▸ PROBLEM
The records that follow are to be repeated without alteration.

▸ EXERCISE DATA
________________________________________

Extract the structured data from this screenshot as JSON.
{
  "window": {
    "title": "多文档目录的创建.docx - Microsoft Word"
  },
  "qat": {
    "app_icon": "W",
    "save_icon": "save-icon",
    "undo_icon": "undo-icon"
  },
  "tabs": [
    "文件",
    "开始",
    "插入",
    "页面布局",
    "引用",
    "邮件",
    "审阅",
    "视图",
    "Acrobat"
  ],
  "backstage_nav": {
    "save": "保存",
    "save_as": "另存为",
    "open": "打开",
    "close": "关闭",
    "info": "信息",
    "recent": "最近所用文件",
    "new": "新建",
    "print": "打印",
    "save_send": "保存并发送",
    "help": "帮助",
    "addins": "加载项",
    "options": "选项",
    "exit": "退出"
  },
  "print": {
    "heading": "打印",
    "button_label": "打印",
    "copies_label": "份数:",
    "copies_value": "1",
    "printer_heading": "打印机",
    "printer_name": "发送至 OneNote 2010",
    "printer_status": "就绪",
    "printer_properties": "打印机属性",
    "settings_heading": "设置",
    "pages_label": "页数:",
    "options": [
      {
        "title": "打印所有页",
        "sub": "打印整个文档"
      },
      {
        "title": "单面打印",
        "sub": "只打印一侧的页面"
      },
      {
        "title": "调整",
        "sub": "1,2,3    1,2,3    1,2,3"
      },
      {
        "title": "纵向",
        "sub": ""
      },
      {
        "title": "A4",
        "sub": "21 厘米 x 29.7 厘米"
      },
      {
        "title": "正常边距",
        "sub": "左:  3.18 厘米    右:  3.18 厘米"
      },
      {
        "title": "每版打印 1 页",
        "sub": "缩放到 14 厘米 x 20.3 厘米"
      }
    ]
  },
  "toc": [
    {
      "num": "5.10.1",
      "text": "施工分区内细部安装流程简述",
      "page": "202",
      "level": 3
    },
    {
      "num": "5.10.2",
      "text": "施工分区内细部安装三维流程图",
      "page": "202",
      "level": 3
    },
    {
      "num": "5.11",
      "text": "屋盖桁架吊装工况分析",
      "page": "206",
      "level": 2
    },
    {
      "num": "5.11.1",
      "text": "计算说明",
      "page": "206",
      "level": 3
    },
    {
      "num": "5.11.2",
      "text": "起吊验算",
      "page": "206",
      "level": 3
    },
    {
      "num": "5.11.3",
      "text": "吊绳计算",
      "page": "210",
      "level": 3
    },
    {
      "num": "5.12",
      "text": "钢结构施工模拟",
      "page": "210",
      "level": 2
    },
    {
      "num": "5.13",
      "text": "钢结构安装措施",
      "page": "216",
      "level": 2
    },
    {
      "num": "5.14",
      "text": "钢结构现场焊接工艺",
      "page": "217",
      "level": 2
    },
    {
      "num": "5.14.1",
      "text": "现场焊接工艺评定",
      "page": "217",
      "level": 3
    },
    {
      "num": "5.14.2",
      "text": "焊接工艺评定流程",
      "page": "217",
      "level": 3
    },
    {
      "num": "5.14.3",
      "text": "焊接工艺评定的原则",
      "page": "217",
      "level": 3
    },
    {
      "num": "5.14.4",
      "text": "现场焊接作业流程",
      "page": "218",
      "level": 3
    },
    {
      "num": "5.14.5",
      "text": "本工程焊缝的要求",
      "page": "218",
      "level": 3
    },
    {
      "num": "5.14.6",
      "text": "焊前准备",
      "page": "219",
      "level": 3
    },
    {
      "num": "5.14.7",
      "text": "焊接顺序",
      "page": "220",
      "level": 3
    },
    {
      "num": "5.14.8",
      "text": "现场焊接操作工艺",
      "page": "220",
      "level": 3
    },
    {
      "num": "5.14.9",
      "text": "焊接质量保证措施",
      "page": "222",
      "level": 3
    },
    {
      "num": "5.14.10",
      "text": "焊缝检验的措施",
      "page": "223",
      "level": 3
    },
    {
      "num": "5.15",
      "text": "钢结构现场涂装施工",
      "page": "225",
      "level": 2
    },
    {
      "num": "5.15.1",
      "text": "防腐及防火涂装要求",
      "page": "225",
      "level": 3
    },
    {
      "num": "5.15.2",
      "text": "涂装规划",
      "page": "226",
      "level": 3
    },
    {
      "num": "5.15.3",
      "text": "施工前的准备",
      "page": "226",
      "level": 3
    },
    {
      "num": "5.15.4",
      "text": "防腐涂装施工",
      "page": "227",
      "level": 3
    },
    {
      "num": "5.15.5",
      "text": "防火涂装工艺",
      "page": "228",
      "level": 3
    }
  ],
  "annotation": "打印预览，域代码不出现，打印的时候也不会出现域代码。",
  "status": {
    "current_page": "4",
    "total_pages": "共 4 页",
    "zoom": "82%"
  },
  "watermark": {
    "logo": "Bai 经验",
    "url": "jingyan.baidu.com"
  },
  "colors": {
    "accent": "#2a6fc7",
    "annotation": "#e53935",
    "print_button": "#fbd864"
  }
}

________________________________________

▸ WRITTEN ANSWER
Extract the structured data from this screenshot as JSON.
{
  "window": {
    "title": "多文档目录的创建.docx - Microsoft Word"
  },
  "qat": {
    "app_icon": "W",
    "save_icon": "save-icon",
    "undo_icon": "undo-icon"
  },
  "tabs": [
    "文件",
    "开始",
    "插入",
    "页面布局",
    "引用",
    "邮件",
    "审阅",
    "视图",
    "Acrobat"
  ],
  "backstage_nav": {
    "save": "保存",
    "save_as": "另存为",
    "open": "打开",
    "close": "关闭",
    "info": "信息",
    "recent": "最近所用文件",
    "new": "新建",
    "print": "打印",
    "save_send": "保存并发送",
    "help": "帮助",
    "addins": "加载项",
    "options": "选项",
    "exit": "退出"
  },
  "print": {
    "heading": "打印",
    "button_label": "打印",
    "copies_label": "份数:",
    "copies_value": "1",
    "printer_heading": "打印机",
    "printer_name": "发送至 OneNote 2010",
    "printer_status": "就绪",
    "printer_properties": "打印机属性",
    "settings_heading": "设置",
    "pages_label": "页数:",
    "options": [
      {
        "title": "打印所有页",
        "sub": "打印整个文档"
      },
      {
        "title": "单面打印",
        "sub": "只打印一侧的页面"
      },
      {
        "title": "调整",
        "sub": "1,2,3    1,2,3    1,2,3"
      },
      {
        "title": "纵向",
        "sub": ""
      },
      {
        "title": "A4",
        "sub": "21 厘米 x 29.7 厘米"
      },
      {
        "title": "正常边距",
        "sub": "左:  3.18 厘米    右:  3.18 厘米"
      },
      {
        "title": "每版打印 1 页",
        "sub": "缩放到 14 厘米 x 20.3 厘米"
      }
    ]
  },
  "toc": [
    {
      "num": "5.10.1",
      "text": "施工分区内细部安装流程简述",
      "page": "202",
      "level": 3
    },
    {
      "num": "5.10.2",
      "text": "施工分区内细部安装三维流程图",
      "page": "202",
      "level": 3
    },
    {
      "num": "5.11",
      "text": "屋盖桁架吊装工况分析",
      "page": "206",
      "level": 2
    },
    {
      "num": "5.11.1",
      "text": "计算说明",
      "page": "206",
      "level": 3
    },
    {
      "num": "5.11.2",
      "text": "起吊验算",
      "page": "206",
      "level": 3
    },
    {
      "num": "5.11.3",
      "text": "吊绳计算",
      "page": "210",
      "level": 3
    },
    {
      "num": "5.12",
      "text": "钢结构施工模拟",
      "page": "210",
      "level": 2
    },
    {
      "num": "5.13",
      "text": "钢结构安装措施",
      "page": "216",
      "level": 2
    },
    {
      "num": "5.14",
      "text": "钢结构现场焊接工艺",
      "page": "217",
      "level": 2
    },
    {
      "num": "5.14.1",
      "text": "现场焊接工艺评定",
      "page": "217",
      "level": 3
    },
    {
      "num": "5.14.2",
      "text": "焊接工艺评定流程",
      "page": "217",
      "level": 3
    },
    {
      "num": "5.14.3",
      "text": "焊接工艺评定的原则",
      "page": "217",
      "level": 3
    },
    {
      "num": "5.14.4",
      "text": "现场焊接作业流程",
      "page": "218",
      "level": 3
    },
    {
      "num": "5.14.5",
      "text": "本工程焊缝的要求",
      "page": "218",
      "level": 3
    },
    {
      "num": "5.14.6",
      "text": "焊前准备",
      "page": "219",
      "level": 3
    },
    {
      "num": "5.14.7",
      "text": "焊接顺序",
      "page": "220",
      "level": 3
    },
    {
      "num": "5.14.8",
      "text": "现场焊接操作工艺",
      "page": "220",
      "level": 3
    },
    {
      "num": "5.14.9",
      "text": "焊接质量保证措施",
      "page": "222",
      "level": 3
    },
    {
      "num": "5.14.10",
      "text": "焊缝检验的措施",
      "page": "223",
      "level": 3
    },
    {
      "num": "5.15",
      "text": "钢结构现场涂装施工",
      "page": "225",
      "level": 2
    },
    {
      "num": "5.15.1",
      "text": "防腐及防火涂装要求",
      "page": "225",
      "level": 3
    },
    {
      "num": "5.15.2",
      "text": "涂装规划",
      "page": "226",
      "level": 3
    },
    {
      "num": "5.15.3",
      "text": "施工前的准备",
      "page": "226",
      "level": 3
    },
    {
      "num": "5.15.4",
      "text": "防腐涂装施工",
      "page": "227",
      "level": 3
    },
    {
      "num": "5.15.5",
      "text": "防火涂装工艺",
      "page": "228",
      "level": 3
    }
  ],
  "annotation": "打印预览，域代码不出现，打印的时候也不会出现域代码。",
  "status": {
    "current_page": "4",
    "total_pages": "共 4 页",
    "zoom": "82%"
  },
  "watermark": {
    "logo": "Bai 经验",
    "url": "jingyan.baidu.com"
  },
  "colors": {
    "accent": "#2a6fc7",
    "annotation": "#e53935",
    "print_button": "#fbd864"
  }
}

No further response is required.